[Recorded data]
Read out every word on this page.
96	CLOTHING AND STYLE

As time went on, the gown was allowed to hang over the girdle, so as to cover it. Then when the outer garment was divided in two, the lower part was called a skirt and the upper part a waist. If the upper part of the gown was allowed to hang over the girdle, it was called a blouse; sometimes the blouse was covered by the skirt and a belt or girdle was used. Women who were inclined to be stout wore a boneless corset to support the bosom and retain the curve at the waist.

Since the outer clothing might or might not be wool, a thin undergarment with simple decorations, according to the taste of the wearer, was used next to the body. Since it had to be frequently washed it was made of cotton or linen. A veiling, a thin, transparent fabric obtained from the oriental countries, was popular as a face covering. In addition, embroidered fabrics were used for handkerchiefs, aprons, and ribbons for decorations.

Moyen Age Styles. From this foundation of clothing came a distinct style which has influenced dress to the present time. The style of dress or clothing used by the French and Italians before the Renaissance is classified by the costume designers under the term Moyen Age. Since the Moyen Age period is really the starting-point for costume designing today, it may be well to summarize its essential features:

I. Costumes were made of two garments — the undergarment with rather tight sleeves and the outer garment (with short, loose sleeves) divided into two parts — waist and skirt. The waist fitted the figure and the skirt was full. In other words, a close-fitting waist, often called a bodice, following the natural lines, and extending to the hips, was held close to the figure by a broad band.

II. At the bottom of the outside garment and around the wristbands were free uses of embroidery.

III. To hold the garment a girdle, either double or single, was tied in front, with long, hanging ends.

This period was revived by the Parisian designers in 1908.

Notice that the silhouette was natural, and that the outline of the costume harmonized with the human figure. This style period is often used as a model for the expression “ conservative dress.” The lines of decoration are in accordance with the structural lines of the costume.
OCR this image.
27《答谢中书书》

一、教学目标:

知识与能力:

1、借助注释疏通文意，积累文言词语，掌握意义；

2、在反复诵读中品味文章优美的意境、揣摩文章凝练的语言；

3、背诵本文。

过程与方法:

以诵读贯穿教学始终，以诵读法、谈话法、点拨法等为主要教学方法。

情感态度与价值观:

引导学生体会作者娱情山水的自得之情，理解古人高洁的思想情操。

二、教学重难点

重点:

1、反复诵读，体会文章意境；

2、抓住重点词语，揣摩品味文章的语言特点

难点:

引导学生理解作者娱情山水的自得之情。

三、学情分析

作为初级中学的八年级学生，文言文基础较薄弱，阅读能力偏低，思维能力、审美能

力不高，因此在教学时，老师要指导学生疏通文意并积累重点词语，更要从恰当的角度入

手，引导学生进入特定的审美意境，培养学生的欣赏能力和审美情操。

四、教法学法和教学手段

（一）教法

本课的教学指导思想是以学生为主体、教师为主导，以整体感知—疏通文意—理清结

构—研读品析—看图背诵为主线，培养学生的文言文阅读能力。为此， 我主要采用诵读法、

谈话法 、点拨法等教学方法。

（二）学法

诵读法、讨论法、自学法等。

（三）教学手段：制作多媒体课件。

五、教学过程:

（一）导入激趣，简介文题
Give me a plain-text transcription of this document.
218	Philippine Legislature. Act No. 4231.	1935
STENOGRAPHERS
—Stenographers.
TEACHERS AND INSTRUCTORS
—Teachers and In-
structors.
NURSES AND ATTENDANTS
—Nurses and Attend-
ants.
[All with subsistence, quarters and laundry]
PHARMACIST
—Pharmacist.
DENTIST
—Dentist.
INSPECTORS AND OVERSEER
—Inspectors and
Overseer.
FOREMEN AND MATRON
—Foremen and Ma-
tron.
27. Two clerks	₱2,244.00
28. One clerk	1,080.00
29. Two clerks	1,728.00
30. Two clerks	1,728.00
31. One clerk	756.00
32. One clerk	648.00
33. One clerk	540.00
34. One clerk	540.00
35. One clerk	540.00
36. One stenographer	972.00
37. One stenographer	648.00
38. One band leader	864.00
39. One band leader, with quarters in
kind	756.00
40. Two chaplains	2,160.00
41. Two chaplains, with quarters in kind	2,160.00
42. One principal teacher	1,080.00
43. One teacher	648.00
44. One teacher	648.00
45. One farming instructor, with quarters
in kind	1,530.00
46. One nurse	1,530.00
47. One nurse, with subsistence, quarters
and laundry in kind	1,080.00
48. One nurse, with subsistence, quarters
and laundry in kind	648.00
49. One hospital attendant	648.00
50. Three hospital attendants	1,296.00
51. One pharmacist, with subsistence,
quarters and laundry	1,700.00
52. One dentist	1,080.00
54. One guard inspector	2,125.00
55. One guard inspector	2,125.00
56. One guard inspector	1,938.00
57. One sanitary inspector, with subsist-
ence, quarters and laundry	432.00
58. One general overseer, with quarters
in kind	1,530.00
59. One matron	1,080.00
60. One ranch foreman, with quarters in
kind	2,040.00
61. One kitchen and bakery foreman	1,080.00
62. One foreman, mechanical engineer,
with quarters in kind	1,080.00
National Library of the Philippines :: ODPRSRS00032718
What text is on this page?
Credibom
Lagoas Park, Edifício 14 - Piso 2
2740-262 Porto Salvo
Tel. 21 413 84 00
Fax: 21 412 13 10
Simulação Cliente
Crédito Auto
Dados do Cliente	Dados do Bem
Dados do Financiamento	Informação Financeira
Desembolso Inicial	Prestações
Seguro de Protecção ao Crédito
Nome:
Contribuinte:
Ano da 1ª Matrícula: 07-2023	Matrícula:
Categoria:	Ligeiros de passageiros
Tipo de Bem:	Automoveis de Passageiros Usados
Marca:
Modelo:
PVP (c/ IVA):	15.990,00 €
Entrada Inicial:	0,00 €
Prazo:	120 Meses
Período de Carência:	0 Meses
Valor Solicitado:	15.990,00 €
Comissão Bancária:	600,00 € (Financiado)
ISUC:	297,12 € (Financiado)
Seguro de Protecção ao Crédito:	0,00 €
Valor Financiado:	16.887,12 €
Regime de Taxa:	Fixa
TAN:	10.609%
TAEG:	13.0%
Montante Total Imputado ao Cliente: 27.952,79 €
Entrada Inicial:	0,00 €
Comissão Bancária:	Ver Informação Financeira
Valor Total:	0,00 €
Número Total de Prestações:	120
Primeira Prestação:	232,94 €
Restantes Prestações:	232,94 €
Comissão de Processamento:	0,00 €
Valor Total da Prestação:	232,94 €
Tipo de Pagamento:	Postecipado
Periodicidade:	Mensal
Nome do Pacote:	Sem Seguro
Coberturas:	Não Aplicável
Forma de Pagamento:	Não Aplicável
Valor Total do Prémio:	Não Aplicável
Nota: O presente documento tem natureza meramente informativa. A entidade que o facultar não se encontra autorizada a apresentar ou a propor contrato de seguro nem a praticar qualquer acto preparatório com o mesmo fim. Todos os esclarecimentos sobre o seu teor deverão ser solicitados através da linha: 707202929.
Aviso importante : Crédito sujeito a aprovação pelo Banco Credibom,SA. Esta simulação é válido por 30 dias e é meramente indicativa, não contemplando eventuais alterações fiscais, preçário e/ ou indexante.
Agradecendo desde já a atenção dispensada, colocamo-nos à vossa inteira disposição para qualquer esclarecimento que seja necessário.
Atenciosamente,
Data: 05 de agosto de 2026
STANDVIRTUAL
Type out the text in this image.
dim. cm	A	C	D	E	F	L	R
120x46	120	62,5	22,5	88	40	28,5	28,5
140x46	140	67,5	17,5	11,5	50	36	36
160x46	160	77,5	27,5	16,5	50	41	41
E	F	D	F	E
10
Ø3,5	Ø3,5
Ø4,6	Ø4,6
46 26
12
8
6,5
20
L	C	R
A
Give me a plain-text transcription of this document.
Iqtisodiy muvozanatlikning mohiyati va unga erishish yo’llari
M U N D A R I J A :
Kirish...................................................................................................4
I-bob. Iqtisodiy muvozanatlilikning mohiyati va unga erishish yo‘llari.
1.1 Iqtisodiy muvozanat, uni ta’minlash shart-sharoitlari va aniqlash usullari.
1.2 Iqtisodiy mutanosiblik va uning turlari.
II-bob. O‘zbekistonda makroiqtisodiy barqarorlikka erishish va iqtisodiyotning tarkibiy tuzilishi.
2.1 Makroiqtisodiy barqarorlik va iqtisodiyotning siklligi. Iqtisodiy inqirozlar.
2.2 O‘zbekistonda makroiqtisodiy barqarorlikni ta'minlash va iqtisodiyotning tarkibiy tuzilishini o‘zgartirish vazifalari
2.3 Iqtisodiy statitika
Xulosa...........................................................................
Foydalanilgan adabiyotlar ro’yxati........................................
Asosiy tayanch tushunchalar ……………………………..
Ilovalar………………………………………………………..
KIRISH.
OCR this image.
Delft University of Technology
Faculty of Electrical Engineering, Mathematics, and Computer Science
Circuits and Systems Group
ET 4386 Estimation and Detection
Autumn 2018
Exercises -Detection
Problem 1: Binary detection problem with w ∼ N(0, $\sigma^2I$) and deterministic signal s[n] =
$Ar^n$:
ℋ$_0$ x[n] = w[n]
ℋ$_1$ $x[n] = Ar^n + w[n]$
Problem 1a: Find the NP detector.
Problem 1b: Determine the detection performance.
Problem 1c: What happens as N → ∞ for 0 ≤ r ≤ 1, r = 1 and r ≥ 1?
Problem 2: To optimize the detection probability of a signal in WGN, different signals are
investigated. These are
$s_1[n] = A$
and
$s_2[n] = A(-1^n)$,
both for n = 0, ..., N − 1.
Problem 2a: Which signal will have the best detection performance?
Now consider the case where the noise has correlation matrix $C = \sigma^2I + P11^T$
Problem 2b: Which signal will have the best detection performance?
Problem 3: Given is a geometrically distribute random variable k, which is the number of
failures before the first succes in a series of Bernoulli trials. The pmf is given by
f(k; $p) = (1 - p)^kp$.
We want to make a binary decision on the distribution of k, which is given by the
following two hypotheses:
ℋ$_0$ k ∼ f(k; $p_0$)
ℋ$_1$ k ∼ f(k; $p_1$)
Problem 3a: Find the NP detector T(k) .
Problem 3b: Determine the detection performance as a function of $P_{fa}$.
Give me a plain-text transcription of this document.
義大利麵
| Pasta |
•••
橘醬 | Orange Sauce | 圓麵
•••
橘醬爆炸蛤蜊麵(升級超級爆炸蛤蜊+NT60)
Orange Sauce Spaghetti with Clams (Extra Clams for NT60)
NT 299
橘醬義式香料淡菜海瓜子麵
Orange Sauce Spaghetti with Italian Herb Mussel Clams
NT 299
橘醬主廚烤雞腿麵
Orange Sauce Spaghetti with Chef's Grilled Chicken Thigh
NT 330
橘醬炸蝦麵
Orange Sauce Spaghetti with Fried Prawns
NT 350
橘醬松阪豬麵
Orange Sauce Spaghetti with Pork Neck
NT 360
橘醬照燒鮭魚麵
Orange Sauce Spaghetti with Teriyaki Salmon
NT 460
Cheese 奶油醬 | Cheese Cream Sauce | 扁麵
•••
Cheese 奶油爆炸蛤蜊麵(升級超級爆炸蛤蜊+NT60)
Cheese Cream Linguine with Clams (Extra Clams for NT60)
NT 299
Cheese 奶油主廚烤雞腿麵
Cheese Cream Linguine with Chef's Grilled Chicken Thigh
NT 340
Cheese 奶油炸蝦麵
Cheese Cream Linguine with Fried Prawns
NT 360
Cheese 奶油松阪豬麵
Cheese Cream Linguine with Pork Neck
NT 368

## Given problem
Extract, from the listing above, every line where the string "natural" occurs.

## Answer to this problem
I. Costumes were made of two garments — the undergarment with rather tight sleeves and the outer garment (with short, loose sleeves) divided into two parts — waist and skirt. The waist fitted the figure and the skirt was full. In other words, a close-fitting waist, often called a bodice, following the natural lines, and extending to the hips, was held close to the figure by a broad band.
Notice that the silhouette was natural, and that the outline of the costume harmonized with the human figure. This style period is often used as a model for the expression “ conservative dress.” The lines of decoration are in accordance with the structural lines of the costume.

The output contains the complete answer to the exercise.